REQUIRED WORK - Check every line of the entries below for the word "children", and copy the ones that have it.

[Records that describe figures]
####################

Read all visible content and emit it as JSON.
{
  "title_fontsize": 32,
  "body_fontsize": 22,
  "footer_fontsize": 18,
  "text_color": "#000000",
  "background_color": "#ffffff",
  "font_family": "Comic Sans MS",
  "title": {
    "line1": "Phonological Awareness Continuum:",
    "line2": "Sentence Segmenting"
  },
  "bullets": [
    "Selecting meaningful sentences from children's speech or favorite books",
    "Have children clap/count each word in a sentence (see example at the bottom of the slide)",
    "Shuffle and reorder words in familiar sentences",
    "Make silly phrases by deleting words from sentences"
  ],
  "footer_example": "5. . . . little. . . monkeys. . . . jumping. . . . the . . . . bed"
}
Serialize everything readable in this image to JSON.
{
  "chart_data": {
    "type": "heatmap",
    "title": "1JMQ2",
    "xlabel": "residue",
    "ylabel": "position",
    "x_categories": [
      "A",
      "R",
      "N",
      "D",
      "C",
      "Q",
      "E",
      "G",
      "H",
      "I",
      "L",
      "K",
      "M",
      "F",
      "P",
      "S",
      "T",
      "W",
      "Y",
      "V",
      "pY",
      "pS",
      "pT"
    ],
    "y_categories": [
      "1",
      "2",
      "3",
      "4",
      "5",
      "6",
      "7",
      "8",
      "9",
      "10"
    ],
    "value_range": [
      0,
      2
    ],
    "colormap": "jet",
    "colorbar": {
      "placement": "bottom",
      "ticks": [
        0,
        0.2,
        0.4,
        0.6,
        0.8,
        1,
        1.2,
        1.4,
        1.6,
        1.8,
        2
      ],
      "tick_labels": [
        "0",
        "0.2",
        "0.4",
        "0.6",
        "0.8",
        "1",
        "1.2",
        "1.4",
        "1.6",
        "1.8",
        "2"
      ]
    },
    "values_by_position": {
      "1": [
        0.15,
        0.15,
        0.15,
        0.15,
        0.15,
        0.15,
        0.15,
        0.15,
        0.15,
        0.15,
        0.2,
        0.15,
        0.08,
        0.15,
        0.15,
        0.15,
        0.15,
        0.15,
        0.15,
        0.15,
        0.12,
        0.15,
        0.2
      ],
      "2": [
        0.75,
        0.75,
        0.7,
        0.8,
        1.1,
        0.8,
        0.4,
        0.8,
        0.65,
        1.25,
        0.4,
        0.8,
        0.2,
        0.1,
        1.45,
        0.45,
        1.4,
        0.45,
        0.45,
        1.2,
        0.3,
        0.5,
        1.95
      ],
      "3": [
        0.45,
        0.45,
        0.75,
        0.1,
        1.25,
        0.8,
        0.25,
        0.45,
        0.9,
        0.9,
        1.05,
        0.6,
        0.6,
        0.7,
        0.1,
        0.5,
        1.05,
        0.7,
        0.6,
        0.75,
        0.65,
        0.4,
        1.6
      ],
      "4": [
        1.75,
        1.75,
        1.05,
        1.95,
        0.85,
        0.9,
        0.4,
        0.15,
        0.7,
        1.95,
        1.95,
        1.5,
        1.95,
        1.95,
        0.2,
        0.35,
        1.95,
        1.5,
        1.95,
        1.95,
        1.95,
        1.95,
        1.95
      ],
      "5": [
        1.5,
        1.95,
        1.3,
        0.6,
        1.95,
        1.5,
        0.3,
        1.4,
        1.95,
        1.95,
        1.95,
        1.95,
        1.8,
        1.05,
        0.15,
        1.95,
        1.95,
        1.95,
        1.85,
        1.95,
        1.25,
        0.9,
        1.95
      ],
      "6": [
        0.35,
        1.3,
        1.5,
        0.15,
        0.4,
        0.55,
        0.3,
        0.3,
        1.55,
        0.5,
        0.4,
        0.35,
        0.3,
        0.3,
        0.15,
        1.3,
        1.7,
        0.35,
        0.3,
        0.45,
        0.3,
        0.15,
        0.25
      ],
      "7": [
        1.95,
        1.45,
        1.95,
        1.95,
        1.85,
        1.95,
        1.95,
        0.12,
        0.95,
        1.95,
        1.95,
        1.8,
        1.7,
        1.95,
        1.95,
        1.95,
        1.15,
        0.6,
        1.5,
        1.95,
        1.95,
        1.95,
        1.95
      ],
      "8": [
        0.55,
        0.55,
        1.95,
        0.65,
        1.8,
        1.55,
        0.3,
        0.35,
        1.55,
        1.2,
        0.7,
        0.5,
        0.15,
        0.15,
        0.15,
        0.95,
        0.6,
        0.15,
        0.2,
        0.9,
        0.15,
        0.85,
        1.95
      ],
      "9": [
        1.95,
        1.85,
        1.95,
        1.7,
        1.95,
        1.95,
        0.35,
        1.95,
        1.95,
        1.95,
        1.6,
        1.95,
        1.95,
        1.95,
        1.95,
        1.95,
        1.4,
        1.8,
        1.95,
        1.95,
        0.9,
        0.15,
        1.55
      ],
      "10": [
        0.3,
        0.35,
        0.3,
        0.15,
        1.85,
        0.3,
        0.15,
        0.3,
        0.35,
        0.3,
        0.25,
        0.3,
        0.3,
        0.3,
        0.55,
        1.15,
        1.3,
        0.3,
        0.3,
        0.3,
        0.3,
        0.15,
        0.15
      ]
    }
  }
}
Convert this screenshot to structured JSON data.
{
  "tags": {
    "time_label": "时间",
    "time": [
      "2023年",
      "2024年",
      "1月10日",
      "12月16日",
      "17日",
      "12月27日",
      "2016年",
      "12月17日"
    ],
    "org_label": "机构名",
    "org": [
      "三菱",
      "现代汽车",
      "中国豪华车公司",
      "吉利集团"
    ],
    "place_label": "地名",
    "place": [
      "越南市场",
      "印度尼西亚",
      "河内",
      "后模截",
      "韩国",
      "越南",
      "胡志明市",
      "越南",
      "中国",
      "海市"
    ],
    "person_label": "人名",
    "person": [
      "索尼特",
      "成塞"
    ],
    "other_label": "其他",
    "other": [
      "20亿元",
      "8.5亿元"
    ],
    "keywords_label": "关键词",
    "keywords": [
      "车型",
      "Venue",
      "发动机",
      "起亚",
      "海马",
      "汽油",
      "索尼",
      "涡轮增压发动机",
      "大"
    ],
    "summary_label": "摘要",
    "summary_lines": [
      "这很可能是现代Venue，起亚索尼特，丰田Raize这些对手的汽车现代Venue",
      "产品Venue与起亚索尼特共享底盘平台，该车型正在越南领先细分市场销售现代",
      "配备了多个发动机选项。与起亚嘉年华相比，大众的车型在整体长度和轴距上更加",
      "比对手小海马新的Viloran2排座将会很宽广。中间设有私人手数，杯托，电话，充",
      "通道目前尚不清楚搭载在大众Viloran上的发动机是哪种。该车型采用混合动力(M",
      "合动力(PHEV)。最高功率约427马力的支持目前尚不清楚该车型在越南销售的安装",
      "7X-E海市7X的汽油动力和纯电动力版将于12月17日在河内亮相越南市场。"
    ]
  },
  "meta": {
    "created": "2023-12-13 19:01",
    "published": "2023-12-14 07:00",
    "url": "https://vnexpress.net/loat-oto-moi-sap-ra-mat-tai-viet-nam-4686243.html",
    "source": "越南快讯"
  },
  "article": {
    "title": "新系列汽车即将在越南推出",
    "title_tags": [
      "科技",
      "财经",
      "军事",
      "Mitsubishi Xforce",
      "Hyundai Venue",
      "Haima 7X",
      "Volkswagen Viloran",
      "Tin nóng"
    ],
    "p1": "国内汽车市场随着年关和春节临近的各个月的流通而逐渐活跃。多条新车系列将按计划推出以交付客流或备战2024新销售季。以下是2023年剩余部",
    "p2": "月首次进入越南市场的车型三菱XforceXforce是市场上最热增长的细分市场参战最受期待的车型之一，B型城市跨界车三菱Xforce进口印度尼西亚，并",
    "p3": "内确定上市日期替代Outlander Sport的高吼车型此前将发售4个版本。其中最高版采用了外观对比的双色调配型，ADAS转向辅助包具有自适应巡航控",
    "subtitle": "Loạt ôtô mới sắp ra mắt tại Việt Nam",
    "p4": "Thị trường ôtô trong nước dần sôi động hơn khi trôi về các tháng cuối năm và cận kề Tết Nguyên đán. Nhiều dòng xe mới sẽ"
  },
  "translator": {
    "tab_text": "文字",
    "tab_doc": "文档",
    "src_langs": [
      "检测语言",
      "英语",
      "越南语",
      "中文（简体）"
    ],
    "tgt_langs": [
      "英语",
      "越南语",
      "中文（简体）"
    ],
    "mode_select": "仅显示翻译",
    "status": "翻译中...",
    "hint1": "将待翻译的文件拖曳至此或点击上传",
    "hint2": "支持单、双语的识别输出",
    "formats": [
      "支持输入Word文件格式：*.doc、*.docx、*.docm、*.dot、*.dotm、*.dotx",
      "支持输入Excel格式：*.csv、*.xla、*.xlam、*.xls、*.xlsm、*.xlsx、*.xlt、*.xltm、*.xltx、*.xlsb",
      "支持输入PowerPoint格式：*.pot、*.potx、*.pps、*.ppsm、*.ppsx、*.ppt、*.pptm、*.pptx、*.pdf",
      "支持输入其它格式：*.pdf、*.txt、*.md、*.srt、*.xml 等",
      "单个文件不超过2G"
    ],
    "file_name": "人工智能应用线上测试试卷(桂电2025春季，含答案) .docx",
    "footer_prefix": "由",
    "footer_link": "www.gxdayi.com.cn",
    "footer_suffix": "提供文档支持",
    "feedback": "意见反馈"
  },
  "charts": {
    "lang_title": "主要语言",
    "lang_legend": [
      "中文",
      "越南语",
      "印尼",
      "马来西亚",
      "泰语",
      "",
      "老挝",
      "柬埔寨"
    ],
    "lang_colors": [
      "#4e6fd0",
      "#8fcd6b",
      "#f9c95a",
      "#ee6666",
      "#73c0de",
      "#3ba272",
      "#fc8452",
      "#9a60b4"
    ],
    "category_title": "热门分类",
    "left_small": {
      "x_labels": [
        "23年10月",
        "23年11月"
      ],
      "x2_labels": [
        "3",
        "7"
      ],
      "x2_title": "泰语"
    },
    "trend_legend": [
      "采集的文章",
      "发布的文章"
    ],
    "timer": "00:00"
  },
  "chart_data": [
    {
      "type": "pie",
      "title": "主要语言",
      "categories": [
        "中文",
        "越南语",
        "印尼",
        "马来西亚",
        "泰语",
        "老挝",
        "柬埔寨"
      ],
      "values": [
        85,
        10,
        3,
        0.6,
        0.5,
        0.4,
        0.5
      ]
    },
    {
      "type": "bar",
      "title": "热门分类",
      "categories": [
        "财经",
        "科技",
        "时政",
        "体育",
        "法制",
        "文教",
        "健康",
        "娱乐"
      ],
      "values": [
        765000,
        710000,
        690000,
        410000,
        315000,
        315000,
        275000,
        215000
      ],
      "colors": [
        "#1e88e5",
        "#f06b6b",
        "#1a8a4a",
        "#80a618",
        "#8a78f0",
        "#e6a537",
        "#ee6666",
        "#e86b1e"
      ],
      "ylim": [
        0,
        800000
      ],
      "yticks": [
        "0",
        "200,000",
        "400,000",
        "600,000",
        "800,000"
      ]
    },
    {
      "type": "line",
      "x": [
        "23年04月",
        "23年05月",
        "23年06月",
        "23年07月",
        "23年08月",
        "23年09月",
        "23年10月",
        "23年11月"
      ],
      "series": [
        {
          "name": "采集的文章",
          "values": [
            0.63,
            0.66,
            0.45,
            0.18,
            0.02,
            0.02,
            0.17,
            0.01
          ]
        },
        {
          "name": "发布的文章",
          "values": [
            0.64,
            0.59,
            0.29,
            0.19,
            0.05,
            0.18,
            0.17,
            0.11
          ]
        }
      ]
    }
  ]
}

####################

RESPONSE -
    "Selecting meaningful sentences from children's speech or favorite books",
    "Have children clap/count each word in a sentence (see example at the bottom of the slide)",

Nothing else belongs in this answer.